REQUEST: Locate the lines that hold the string "Heliocentric". Copy every such line.

============================================================

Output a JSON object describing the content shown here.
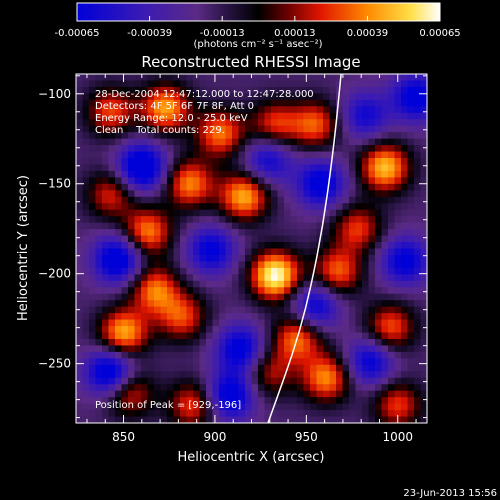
{
  "chart_data": {
    "type": "heatmap",
    "title": "Reconstructed RHESSI Image",
    "xlabel": "Heliocentric X (arcsec)",
    "ylabel": "Heliocentric Y (arcsec)",
    "colorbar": {
      "ticks": [
        "-0.00065",
        "-0.00039",
        "-0.00013",
        "0.00013",
        "0.00039",
        "0.00065"
      ],
      "tick_values": [
        -0.00065,
        -0.00039,
        -0.00013,
        0.00013,
        0.00039,
        0.00065
      ],
      "range": [
        -0.00065,
        0.00065
      ],
      "units_label": "(photons cm⁻² s⁻¹ asec⁻²)"
    },
    "xlim": [
      824,
      1016
    ],
    "ylim": [
      -283,
      -89
    ],
    "x_ticks": [
      850,
      900,
      950,
      1000
    ],
    "y_ticks": [
      -100,
      -150,
      -200,
      -250
    ],
    "x_tick_labels": [
      "850",
      "900",
      "950",
      "1000"
    ],
    "y_tick_labels": [
      "−100",
      "−150",
      "−200",
      "−250"
    ],
    "annotations": {
      "time": "28-Dec-2004 12:47:12.000 to 12:47:28.000",
      "detectors": "Detectors: 4F 5F 6F 7F 8F, Att 0",
      "energy": "Energy Range: 12.0 - 25.0 keV",
      "clean": "Clean    Total counts: 229.",
      "peak": "Position of Peak = [929,-196]"
    },
    "peak": [
      929,
      -196
    ],
    "blobs": [
      {
        "x": 933,
        "y": -201,
        "value": 0.00065
      },
      {
        "x": 916,
        "y": -157,
        "value": 0.00046
      },
      {
        "x": 903,
        "y": -122,
        "value": 0.00036
      },
      {
        "x": 873,
        "y": -108,
        "value": 0.00043
      },
      {
        "x": 886,
        "y": -150,
        "value": 0.00038
      },
      {
        "x": 863,
        "y": -177,
        "value": 0.00039
      },
      {
        "x": 843,
        "y": -156,
        "value": 0.00023
      },
      {
        "x": 843,
        "y": -110,
        "value": 0.00028
      },
      {
        "x": 867,
        "y": -209,
        "value": 0.00036
      },
      {
        "x": 882,
        "y": -224,
        "value": 0.00028
      },
      {
        "x": 850,
        "y": -233,
        "value": 0.00046
      },
      {
        "x": 853,
        "y": -266,
        "value": 0.00028
      },
      {
        "x": 888,
        "y": -273,
        "value": 0.00028
      },
      {
        "x": 930,
        "y": -255,
        "value": 0.00018
      },
      {
        "x": 945,
        "y": -236,
        "value": 0.00036
      },
      {
        "x": 961,
        "y": -258,
        "value": 0.00039
      },
      {
        "x": 967,
        "y": -199,
        "value": 0.00033
      },
      {
        "x": 978,
        "y": -175,
        "value": 0.00026
      },
      {
        "x": 993,
        "y": -141,
        "value": 0.00049
      },
      {
        "x": 996,
        "y": -230,
        "value": 0.00031
      },
      {
        "x": 1000,
        "y": -273,
        "value": 0.00026
      },
      {
        "x": 955,
        "y": -117,
        "value": 0.00031
      },
      {
        "x": 933,
        "y": -117,
        "value": 0.00026
      },
      {
        "x": 860,
        "y": -141,
        "value": -0.00049
      },
      {
        "x": 847,
        "y": -192,
        "value": -0.00044
      },
      {
        "x": 898,
        "y": -187,
        "value": -0.00031
      },
      {
        "x": 929,
        "y": -137,
        "value": -0.00026
      },
      {
        "x": 958,
        "y": -150,
        "value": -0.00036
      },
      {
        "x": 955,
        "y": -218,
        "value": -0.00031
      },
      {
        "x": 914,
        "y": -242,
        "value": -0.00036
      },
      {
        "x": 843,
        "y": -255,
        "value": -0.00049
      },
      {
        "x": 908,
        "y": -268,
        "value": -0.00041
      },
      {
        "x": 985,
        "y": -249,
        "value": -0.00031
      },
      {
        "x": 1004,
        "y": -193,
        "value": -0.00033
      },
      {
        "x": 1010,
        "y": -102,
        "value": -0.00036
      },
      {
        "x": 982,
        "y": -112,
        "value": -0.00023
      }
    ],
    "limb_curve": [
      [
        929,
        -283
      ],
      [
        947,
        -232
      ],
      [
        958,
        -181
      ],
      [
        965,
        -130
      ],
      [
        969,
        -89
      ]
    ]
  },
  "footer": {
    "date": "23-Jun-2013 15:56"
  }
}
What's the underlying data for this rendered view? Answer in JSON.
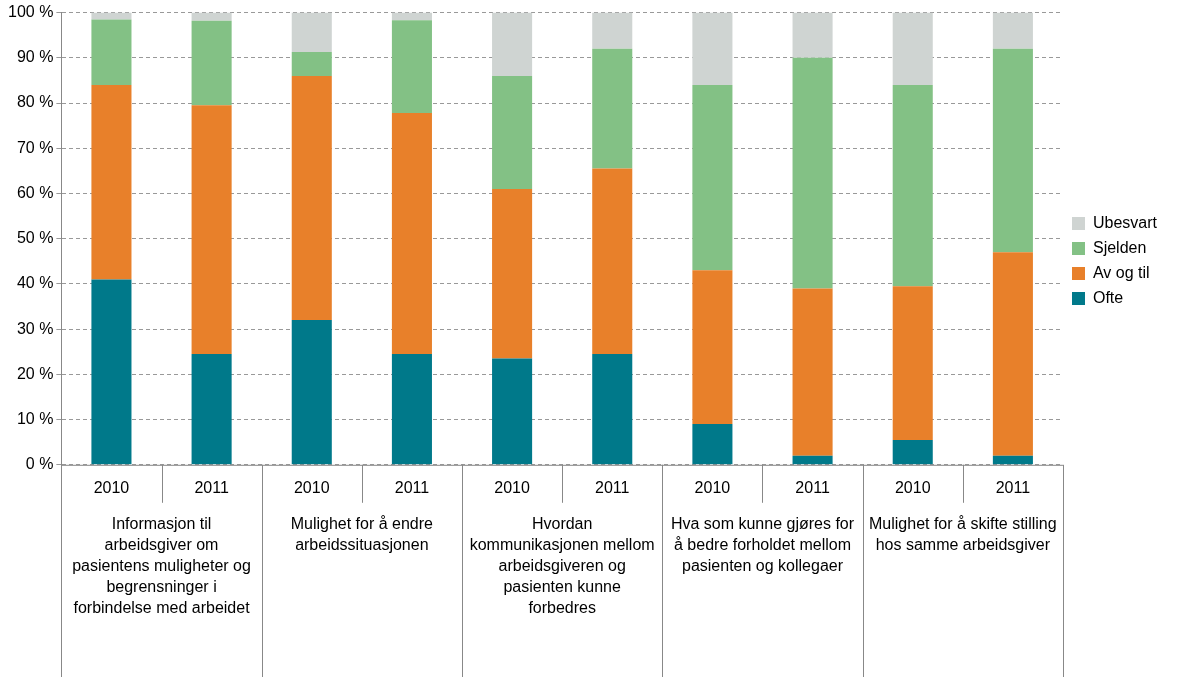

============================================================

SOLUTION TO THIS EXERCISE:
    "xlabel": "Heliocentric X (arcsec)",
    "ylabel": "Heliocentric Y (arcsec)",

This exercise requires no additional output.